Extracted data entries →
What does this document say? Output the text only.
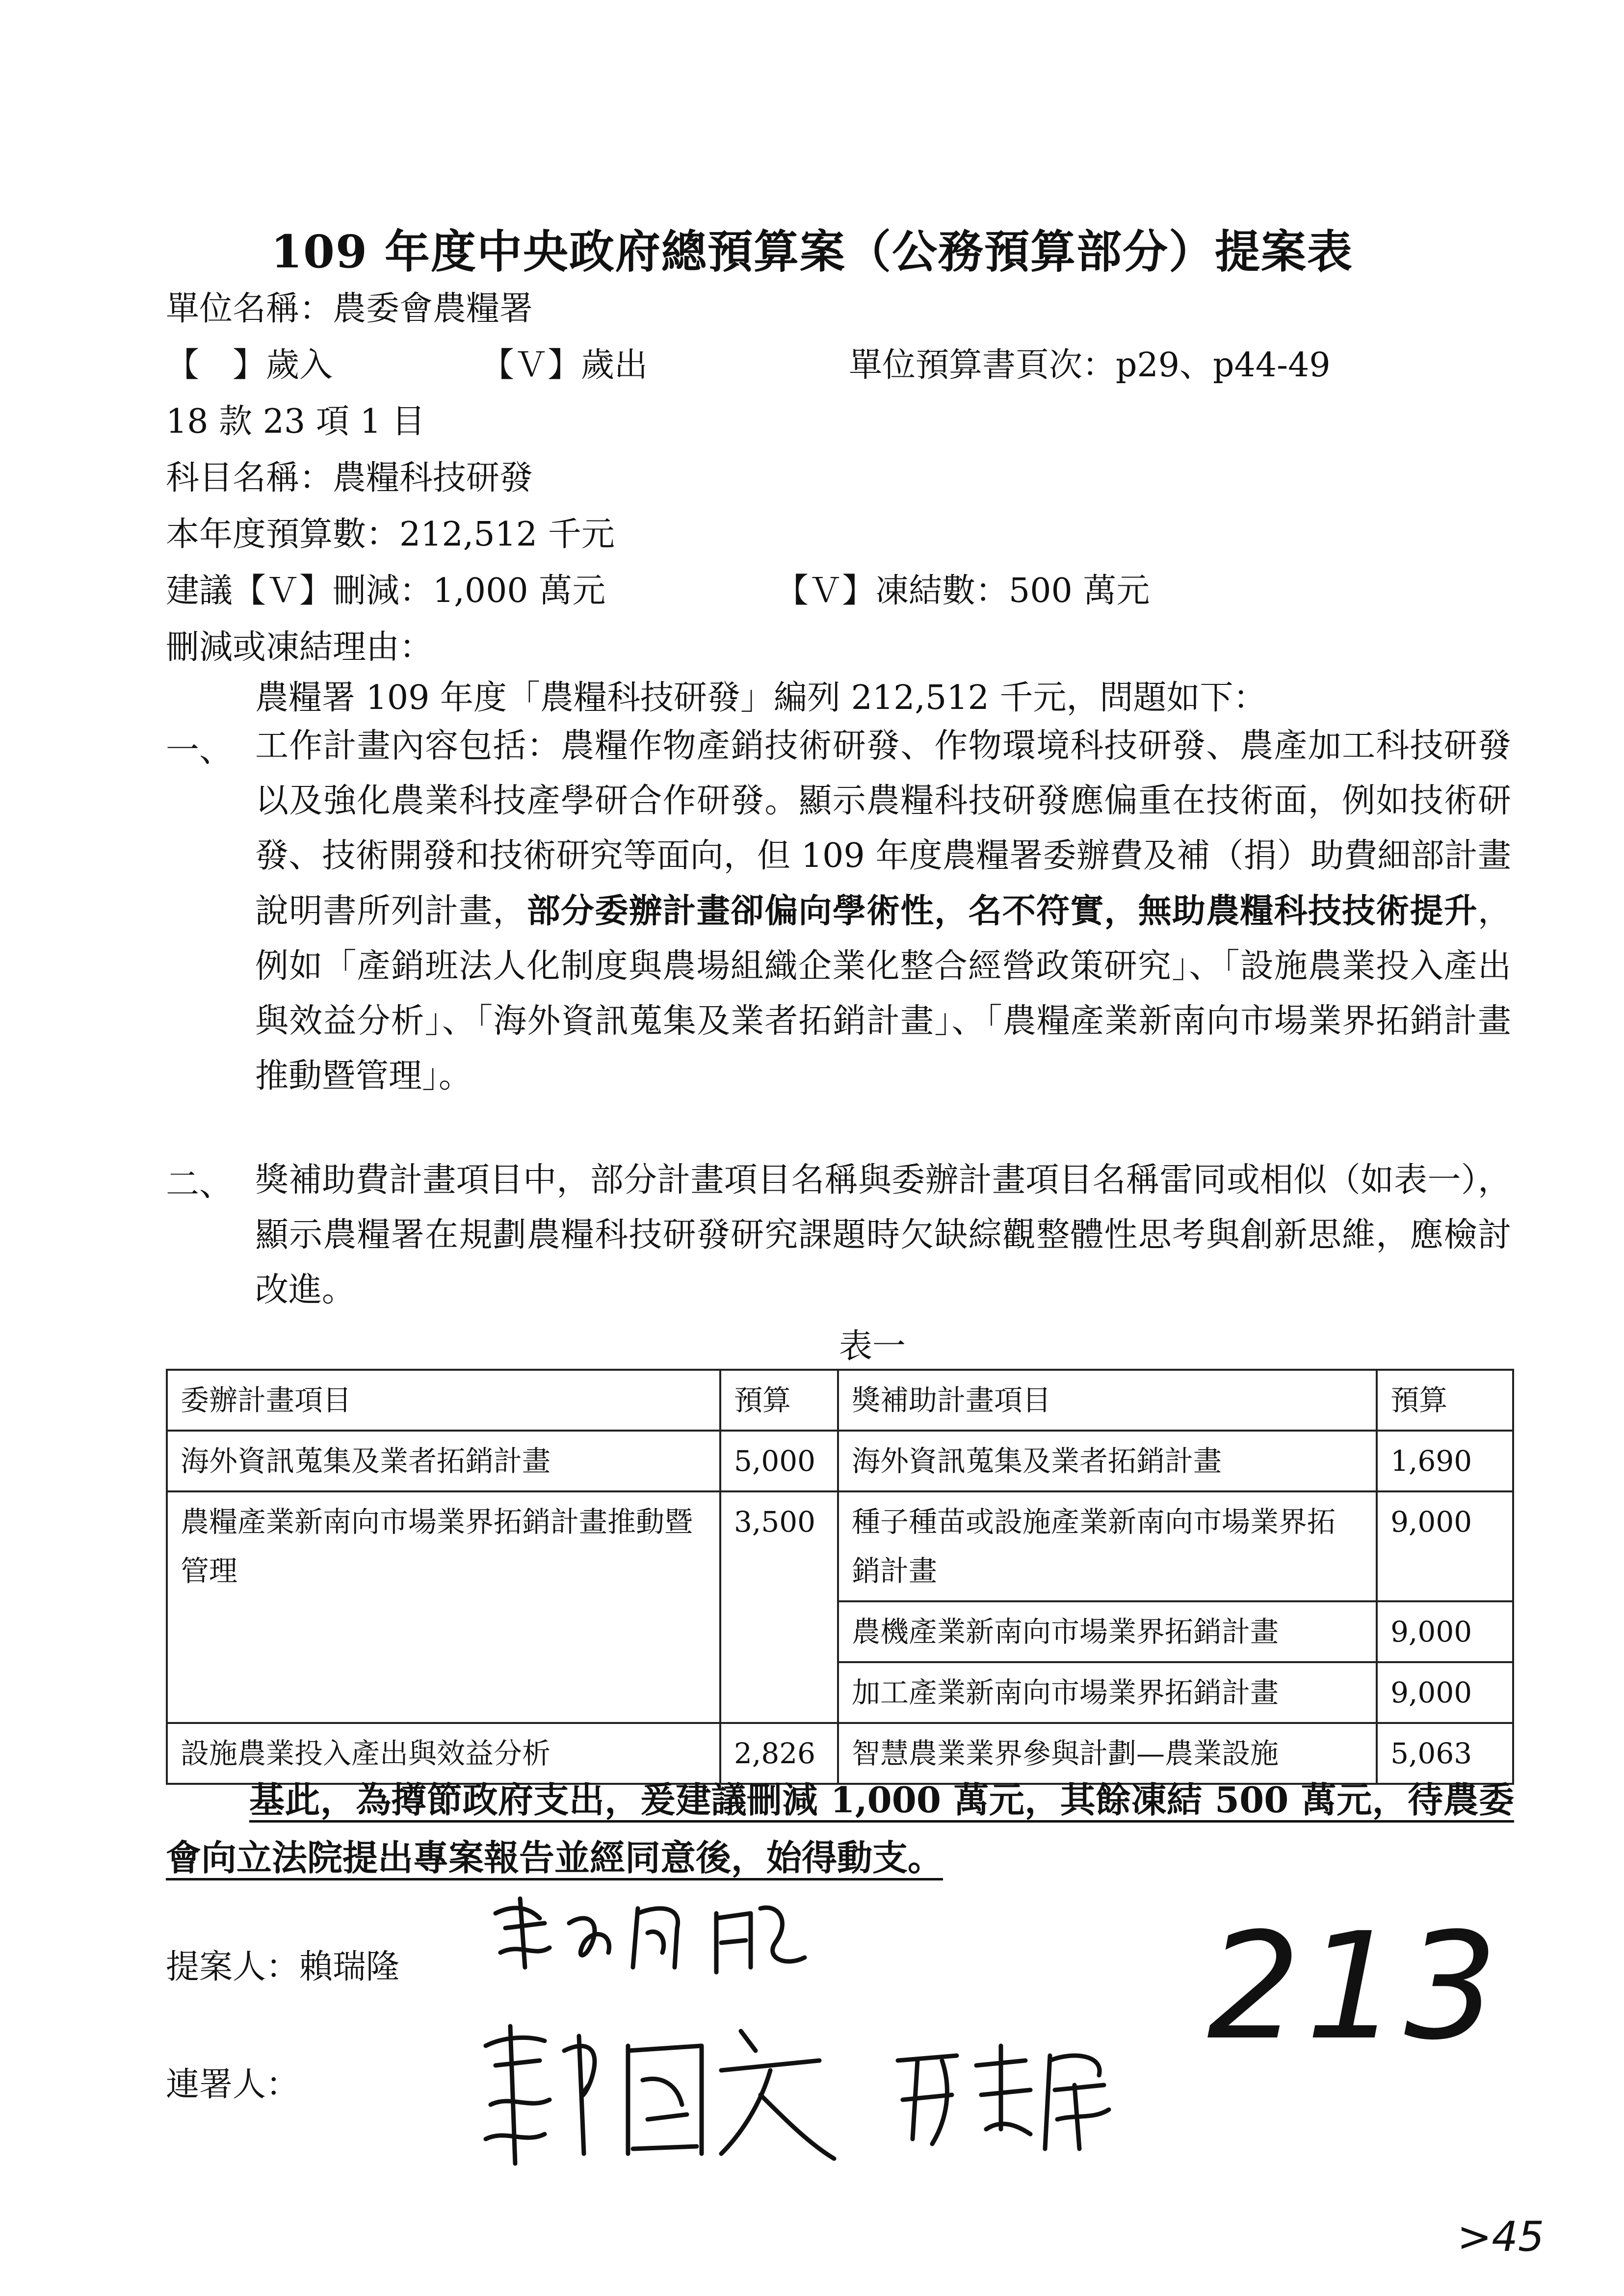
109 年度中央政府總預算案（公務預算部分）提案表
單位名稱：農委會農糧署
【　】歲入	【Ｖ】歲出	單位預算書頁次：p29、p44-49
18 款 23 項 1 目
科目名稱：農糧科技研發
本年度預算數：212,512 千元
建議【Ｖ】刪減：1,000 萬元	【Ｖ】凍結數：500 萬元
刪減或凍結理由：
農糧署 109 年度「農糧科技研發」編列 212,512 千元，問題如下：
一、 工作計畫內容包括：農糧作物產銷技術研發、作物環境科技研發、農產加工科技研發以及強化農業科技產學研合作研發。顯示農糧科技研發應偏重在技術面，例如技術研發、技術開發和技術研究等面向，但 109 年度農糧署委辦費及補（捐）助費細部計畫說明書所列計畫，部分委辦計畫卻偏向學術性，名不符實，無助農糧科技技術提升，例如「產銷班法人化制度與農場組織企業化整合經營政策研究」、「設施農業投入產出與效益分析」、「海外資訊蒐集及業者拓銷計畫」、「農糧產業新南向市場業界拓銷計畫推動暨管理」。
二、 獎補助費計畫項目中，部分計畫項目名稱與委辦計畫項目名稱雷同或相似（如表一），顯示農糧署在規劃農糧科技研發研究課題時欠缺綜觀整體性思考與創新思維，應檢討改進。
表一
委辦計畫項目	預算	獎補助計畫項目	預算
海外資訊蒐集及業者拓銷計畫	5,000	海外資訊蒐集及業者拓銷計畫	1,690
農糧產業新南向市場業界拓銷計畫推動暨管理	3,500	種子種苗或設施產業新南向市場業界拓銷計畫	9,000
		農機產業新南向市場業界拓銷計畫	9,000
		加工產業新南向市場業界拓銷計畫	9,000
設施農業投入產出與效益分析	2,826	智慧農業業界參與計劃—農業設施	5,063
基此，為撙節政府支出，爰建議刪減 1,000 萬元，其餘凍結 500 萬元，待農委會向立法院提出專案報告並經同意後，始得動支。
提案人：賴瑞隆
連署人：
213
>45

Your objective → Check each line above for the string "海外資訊蒐集及業者拓銷計畫", then copy the ones that have it.

Full answer →
一、 工作計畫內容包括：農糧作物產銷技術研發、作物環境科技研發、農產加工科技研發以及強化農業科技產學研合作研發。顯示農糧科技研發應偏重在技術面，例如技術研發、技術開發和技術研究等面向，但 109 年度農糧署委辦費及補（捐）助費細部計畫說明書所列計畫，部分委辦計畫卻偏向學術性，名不符實，無助農糧科技技術提升，例如「產銷班法人化制度與農場組織企業化整合經營政策研究」、「設施農業投入產出與效益分析」、「海外資訊蒐集及業者拓銷計畫」、「農糧產業新南向市場業界拓銷計畫推動暨管理」。
海外資訊蒐集及業者拓銷計畫	5,000	海外資訊蒐集及業者拓銷計畫	1,690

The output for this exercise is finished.